| Data records |
____________

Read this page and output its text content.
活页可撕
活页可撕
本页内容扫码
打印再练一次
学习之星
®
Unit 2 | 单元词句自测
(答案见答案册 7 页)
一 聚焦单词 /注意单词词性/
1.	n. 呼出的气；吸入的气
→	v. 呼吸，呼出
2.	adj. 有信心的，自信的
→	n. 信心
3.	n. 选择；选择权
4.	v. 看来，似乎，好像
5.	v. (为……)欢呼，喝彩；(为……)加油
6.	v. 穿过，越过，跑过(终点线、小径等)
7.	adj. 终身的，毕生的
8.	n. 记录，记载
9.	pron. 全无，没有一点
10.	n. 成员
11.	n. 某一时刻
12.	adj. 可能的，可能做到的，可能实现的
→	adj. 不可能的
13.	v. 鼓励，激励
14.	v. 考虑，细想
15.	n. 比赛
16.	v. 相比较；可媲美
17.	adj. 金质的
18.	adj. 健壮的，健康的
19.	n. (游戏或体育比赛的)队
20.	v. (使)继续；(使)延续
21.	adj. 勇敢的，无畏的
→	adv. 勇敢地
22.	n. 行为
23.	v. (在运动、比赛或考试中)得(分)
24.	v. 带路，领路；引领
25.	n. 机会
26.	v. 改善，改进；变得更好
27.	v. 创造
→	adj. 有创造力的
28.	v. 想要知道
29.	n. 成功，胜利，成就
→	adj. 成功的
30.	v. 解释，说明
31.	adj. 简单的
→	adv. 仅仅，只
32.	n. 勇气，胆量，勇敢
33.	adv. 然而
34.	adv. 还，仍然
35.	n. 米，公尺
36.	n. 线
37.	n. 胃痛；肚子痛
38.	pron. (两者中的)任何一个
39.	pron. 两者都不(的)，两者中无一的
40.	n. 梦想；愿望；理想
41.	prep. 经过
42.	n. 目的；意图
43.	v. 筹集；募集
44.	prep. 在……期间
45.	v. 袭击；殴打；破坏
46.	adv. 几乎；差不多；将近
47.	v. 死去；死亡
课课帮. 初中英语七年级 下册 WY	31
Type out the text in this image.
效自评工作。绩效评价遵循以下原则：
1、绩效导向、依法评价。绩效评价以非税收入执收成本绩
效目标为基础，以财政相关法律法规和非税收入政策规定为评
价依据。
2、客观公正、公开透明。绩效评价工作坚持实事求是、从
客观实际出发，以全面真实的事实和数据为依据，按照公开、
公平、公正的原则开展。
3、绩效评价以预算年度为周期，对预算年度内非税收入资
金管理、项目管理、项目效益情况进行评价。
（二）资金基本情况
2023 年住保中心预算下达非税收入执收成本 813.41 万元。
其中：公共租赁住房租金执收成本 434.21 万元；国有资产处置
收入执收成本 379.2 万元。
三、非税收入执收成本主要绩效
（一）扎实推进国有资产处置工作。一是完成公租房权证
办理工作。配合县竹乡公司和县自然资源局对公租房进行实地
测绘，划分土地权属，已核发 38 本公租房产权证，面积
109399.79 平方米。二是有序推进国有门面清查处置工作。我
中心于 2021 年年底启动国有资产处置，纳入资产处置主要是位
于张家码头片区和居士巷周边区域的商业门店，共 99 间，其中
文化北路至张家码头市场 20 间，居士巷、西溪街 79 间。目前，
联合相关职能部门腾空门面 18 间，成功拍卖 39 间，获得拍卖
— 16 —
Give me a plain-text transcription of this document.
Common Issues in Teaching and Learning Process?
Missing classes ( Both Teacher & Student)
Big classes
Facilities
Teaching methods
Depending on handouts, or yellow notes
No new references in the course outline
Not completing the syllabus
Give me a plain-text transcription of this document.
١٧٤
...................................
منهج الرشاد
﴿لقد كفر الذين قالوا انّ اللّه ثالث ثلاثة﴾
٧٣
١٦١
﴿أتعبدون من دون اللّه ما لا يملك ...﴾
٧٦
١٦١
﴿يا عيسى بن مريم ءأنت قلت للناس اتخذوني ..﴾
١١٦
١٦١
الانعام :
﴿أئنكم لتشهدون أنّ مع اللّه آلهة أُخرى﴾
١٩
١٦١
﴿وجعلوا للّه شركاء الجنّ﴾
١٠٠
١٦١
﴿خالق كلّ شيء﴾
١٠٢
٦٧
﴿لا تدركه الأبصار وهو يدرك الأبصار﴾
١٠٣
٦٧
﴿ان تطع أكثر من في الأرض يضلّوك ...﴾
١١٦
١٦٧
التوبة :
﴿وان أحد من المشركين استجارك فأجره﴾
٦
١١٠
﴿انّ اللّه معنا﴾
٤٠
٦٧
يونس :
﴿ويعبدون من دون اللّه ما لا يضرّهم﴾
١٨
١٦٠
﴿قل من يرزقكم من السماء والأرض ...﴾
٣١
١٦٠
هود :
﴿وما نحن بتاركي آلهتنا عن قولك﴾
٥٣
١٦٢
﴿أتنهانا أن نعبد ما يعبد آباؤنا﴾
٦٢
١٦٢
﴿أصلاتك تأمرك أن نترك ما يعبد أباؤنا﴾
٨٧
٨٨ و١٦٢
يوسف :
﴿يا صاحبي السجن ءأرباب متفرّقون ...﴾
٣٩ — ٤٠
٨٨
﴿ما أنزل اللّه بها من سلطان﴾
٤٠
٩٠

____________

Identify how many lines in the entries above include the string "text", then state that number alone.

4